▶ _DIRECTIVE_: Search the data below for "Líquido"; list each line that holds it.

─── PROVIDED ENTRIES ───

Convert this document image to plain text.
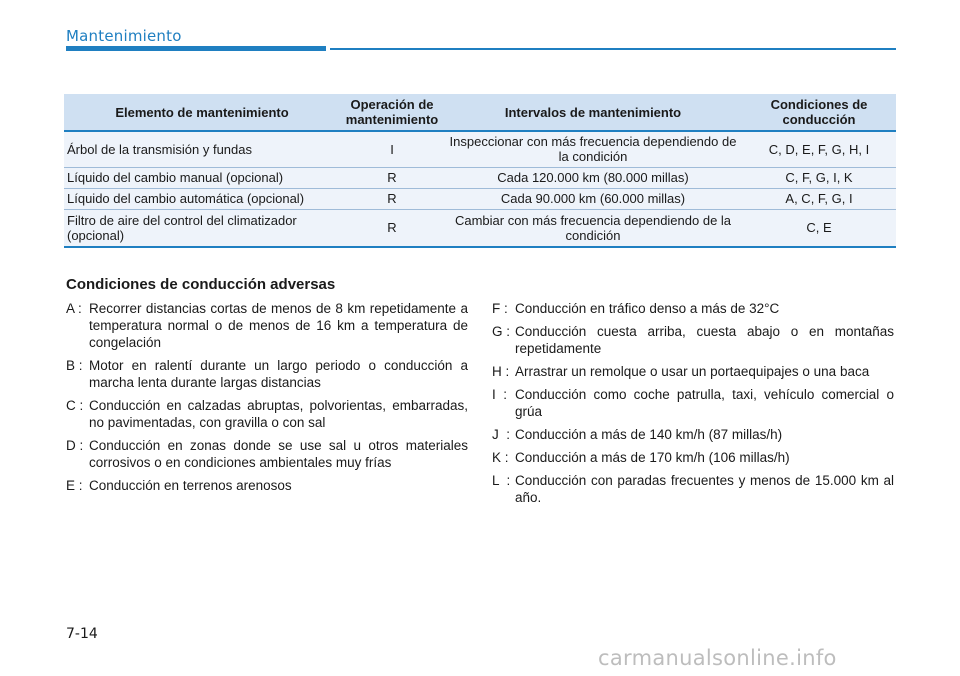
Mantenimiento
Elemento de mantenimiento	Operación de mantenimiento	Intervalos de mantenimiento	Condiciones de conducción
Árbol de la transmisión y fundas	I	Inspeccionar con más frecuencia dependiendo de la condición	C, D, E, F, G, H, I
Líquido del cambio manual (opcional)	R	Cada 120.000 km (80.000 millas)	C, F, G, I, K
Líquido del cambio automática (opcional)	R	Cada 90.000 km (60.000 millas)	A, C, F, G, I
Filtro de aire del control del climatizador (opcional)	R	Cambiar con más frecuencia dependiendo de la condición	C, E
Condiciones de conducción adversas
A : Recorrer distancias cortas de menos de 8 km repetidamente a temperatura normal o de menos de 16 km a temperatura de congelación
B : Motor en ralentí durante un largo periodo o conducción a marcha lenta durante largas distancias
C : Conducción en calzadas abruptas, polvorientas, embarradas, no pavimentadas, con gravilla o con sal
D : Conducción en zonas donde se use sal u otros materiales corrosivos o en condiciones ambientales muy frías
E : Conducción en terrenos arenosos
F : Conducción en tráfico denso a más de 32°C
G : Conducción cuesta arriba, cuesta abajo o en montañas repetidamente
H : Arrastrar un remolque o usar un portaequipajes o una baca
I  : Conducción como coche patrulla, taxi, vehículo comercial o grúa
J  : Conducción a más de 140 km/h (87 millas/h)
K : Conducción a más de 170 km/h (106 millas/h)
L  : Conducción con paradas frecuentes y menos de 15.000 km al año.
7-14
carmanualsonline.info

───

▶ _ANSWER TO THE TASK_:
Líquido del cambio manual (opcional)	R	Cada 120.000 km (80.000 millas)	C, F, G, I, K
Líquido del cambio automática (opcional)	R	Cada 90.000 km (60.000 millas)	A, C, F, G, I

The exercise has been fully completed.